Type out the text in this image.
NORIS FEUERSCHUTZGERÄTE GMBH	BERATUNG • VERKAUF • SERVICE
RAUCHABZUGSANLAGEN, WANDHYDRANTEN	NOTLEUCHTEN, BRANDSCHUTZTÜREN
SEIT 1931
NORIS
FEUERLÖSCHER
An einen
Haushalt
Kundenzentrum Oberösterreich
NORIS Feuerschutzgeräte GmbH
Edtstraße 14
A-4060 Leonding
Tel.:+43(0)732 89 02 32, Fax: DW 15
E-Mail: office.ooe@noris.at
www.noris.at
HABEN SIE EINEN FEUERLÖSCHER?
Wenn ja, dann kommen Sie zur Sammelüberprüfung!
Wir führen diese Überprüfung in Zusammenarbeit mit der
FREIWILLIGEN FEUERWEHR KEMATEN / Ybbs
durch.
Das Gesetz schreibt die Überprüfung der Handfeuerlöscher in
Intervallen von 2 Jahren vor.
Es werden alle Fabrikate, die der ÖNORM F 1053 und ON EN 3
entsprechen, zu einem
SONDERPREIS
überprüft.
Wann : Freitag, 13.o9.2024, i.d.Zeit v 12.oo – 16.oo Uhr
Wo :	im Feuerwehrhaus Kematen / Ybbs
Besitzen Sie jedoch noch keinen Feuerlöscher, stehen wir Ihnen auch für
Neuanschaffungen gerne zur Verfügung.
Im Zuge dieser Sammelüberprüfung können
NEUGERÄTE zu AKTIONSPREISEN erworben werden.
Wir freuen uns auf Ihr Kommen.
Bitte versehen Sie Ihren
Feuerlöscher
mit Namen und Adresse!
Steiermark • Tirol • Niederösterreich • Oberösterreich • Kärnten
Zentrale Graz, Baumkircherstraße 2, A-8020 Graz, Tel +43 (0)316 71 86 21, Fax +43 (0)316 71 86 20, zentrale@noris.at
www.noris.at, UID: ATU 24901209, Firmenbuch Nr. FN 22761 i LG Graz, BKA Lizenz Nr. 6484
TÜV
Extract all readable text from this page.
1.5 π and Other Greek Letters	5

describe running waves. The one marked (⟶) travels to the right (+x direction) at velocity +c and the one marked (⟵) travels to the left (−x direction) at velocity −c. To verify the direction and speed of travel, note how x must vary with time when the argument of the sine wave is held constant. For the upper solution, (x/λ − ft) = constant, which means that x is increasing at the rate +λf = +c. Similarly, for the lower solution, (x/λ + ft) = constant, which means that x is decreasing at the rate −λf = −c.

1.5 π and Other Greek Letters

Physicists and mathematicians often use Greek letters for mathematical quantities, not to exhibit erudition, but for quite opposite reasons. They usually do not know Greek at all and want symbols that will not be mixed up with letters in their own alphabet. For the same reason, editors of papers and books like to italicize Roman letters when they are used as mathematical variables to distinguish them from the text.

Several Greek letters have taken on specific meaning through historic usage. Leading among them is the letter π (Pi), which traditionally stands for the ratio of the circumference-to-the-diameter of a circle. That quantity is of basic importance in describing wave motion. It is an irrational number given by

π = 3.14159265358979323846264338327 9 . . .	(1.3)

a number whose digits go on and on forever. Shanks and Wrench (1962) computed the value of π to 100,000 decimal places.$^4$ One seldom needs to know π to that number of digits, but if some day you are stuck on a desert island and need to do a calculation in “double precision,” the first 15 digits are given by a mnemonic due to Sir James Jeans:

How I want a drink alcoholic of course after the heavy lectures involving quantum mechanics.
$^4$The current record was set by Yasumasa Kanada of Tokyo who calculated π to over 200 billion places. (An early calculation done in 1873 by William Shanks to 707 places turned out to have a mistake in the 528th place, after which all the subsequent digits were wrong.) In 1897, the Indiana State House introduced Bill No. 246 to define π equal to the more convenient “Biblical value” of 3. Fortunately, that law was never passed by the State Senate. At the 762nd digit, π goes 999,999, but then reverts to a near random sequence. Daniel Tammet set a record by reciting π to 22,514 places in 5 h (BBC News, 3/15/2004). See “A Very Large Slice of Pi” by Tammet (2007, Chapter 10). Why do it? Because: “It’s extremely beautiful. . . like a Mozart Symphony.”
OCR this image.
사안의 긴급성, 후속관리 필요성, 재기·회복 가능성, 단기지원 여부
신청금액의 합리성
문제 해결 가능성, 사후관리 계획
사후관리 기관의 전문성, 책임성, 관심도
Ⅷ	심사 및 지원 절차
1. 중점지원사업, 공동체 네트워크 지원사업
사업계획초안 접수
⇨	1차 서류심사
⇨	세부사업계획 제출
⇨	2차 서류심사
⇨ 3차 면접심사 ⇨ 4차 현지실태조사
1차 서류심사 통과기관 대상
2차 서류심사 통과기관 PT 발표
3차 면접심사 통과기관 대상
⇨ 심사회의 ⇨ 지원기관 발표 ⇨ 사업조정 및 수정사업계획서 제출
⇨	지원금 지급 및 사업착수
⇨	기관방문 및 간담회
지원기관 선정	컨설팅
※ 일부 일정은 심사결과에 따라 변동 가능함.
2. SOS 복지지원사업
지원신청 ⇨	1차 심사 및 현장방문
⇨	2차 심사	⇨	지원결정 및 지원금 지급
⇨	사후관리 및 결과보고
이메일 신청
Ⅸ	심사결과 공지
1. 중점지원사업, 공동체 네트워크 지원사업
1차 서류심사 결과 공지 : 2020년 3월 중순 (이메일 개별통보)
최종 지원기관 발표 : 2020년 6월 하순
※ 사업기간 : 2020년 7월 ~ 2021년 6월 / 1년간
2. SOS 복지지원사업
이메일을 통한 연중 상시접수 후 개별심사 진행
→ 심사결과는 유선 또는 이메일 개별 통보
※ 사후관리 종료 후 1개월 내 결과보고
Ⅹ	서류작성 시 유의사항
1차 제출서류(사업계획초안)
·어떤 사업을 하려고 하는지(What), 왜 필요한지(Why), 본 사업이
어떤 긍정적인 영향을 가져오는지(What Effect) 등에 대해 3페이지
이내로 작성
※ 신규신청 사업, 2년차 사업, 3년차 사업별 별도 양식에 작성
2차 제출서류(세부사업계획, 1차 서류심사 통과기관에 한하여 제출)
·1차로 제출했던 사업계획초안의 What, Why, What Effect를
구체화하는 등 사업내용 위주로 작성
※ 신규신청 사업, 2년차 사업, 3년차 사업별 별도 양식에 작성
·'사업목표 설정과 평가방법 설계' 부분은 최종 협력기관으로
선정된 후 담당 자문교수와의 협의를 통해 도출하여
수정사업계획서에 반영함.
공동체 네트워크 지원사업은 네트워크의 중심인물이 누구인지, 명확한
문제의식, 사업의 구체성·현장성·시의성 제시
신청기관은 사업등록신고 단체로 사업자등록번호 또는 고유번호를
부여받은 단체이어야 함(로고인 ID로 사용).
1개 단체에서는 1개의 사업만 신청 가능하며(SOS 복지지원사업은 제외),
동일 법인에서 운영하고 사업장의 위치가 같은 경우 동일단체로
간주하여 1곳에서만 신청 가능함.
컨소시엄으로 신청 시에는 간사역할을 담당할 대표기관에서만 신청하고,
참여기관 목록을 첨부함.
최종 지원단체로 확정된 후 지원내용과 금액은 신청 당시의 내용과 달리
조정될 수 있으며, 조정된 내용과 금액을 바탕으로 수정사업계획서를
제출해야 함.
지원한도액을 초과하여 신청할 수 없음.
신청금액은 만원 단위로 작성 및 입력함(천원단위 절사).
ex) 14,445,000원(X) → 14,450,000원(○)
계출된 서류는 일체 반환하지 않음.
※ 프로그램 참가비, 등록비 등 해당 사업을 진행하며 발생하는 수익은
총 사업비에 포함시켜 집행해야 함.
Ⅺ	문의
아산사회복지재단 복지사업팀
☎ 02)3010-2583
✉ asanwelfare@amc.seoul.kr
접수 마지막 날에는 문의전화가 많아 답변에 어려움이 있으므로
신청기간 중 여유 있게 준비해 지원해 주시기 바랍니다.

◇ ◇ ◇

**Work to be completed:** Check each line of the entries above, and show every one holding the word "제출서류".

**Answer to the exercise:**
1차 제출서류(사업계획초안)
2차 제출서류(세부사업계획, 1차 서류심사 통과기관에 한하여 제출)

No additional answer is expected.